| Given task A |
In two sentences, summarize the lecture notes on the variance of an estimate.
Begin Supplied text
# Lecture 2

## The variance of an estimate (e.g. the case of the sample mean)

This example will demonstrate the formula for the Expected Mean Squared Error of a model on a test sample.

$$E[y_0 - \hat f(x_0)]^2 = \text{Var}(\hat f(x_0) + [\text{Bias}(\hat f(x_0))]^2 +\text{Var}(\epsilon)$$

The $MSE_{test}$ describes the prediction properties of a model if we could fit it to a very large number of independent samples, and then test it on a large number of samples of test data.

We will consider a simple model, the sample mean of draws from the standard normal distribution (i.e. $\mu$=0, $\sigma$=1)..

$$y_i = \mu+ \epsilon$$

We want to estimate the population mean $\mu$ with the sample mean. Our model is therefore

$$\hat{\mu} = \frac{1}{n} \sum_{i=1}^n y_i $$

The MSE is therefore:

$$E[y_0 - \hat \mu]^2 = \text{Var}(\hat \mu) + [\text{Bias}(\hat \mu)]^2 +\text{Var}(\epsilon)$$

For explanatory purposes, we will only draw $S<\infty$ samples of $n<\infty$ observations. Though this isn't ideal, we can't simulate infinite datasets, so it's the best we can do with a computer!
End Supplied text
Begin Records shown
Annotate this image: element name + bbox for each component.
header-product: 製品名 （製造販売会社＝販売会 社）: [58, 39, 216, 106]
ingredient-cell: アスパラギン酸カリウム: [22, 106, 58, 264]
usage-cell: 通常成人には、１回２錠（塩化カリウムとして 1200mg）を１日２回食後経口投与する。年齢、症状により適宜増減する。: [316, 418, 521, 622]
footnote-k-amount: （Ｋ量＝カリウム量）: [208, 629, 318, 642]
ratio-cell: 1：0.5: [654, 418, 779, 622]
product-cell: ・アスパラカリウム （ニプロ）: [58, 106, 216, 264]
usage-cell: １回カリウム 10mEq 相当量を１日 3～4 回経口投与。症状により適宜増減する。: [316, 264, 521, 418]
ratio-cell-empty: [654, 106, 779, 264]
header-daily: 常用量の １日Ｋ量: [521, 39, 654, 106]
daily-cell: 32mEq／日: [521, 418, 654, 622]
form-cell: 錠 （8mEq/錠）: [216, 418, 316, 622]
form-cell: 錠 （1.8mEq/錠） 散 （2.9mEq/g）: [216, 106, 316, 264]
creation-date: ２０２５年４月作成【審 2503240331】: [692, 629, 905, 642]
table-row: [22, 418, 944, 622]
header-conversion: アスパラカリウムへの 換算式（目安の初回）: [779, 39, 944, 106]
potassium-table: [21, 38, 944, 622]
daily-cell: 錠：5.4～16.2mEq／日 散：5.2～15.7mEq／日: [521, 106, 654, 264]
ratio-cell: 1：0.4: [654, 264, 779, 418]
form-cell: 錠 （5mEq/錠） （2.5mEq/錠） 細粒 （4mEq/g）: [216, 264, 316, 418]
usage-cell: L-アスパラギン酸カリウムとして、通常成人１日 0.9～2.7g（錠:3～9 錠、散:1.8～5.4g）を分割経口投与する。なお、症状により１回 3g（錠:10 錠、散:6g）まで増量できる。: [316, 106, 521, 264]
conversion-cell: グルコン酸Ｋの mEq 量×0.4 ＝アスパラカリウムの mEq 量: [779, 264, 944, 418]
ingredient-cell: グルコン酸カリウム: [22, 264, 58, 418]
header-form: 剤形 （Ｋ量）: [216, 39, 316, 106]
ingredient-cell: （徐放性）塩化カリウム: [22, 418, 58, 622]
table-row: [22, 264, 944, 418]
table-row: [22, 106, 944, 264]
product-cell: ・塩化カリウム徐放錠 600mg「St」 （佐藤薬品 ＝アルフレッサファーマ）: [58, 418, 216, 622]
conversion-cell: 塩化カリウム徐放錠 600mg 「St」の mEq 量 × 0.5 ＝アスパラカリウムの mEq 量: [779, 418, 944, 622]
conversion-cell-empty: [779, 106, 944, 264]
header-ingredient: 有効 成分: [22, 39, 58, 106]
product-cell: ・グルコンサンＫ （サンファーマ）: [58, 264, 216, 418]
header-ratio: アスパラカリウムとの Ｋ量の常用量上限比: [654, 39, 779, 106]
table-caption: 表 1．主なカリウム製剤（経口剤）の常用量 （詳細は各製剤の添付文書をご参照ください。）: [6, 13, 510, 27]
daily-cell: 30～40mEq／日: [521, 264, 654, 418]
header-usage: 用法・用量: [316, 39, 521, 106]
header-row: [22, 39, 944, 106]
End Records shown
| Given task B |
Arrange the collected data entries, from the first row through the row containing "ratio-cell: 1：0.5: [654, 418, 779, 622]", as a Markdown table with columns No and Entry. Number each line and leave out blank lines.

| Right answer A |
The notes use the sample mean of draws from the standard normal distribution to demonstrate the formula for the expected mean squared error of a model on a test sample, which adds the variance of the estimate, its squared bias and the variance of the error. Since infinite datasets cannot be simulated, the example draws only a finite number of samples of a finite number of observations.

| Right answer B |
| No | Entry |
|---|---|
| 1 | Annotate this image: element name + bbox for each component. |
| 2 | header-product: 製品名 （製造販売会社＝販売会 社）: [58, 39, 216, 106] |
| 3 | ingredient-cell: アスパラギン酸カリウム: [22, 106, 58, 264] |
| 4 | usage-cell: 通常成人には、１回２錠（塩化カリウムとして 1200mg）を１日２回食後経口投与する。年齢、症状により適宜増減する。: [316, 418, 521, 622] |
| 5 | footnote-k-amount: （Ｋ量＝カリウム量）: [208, 629, 318, 642] |
| 6 | ratio-cell: 1：0.5: [654, 418, 779, 622] |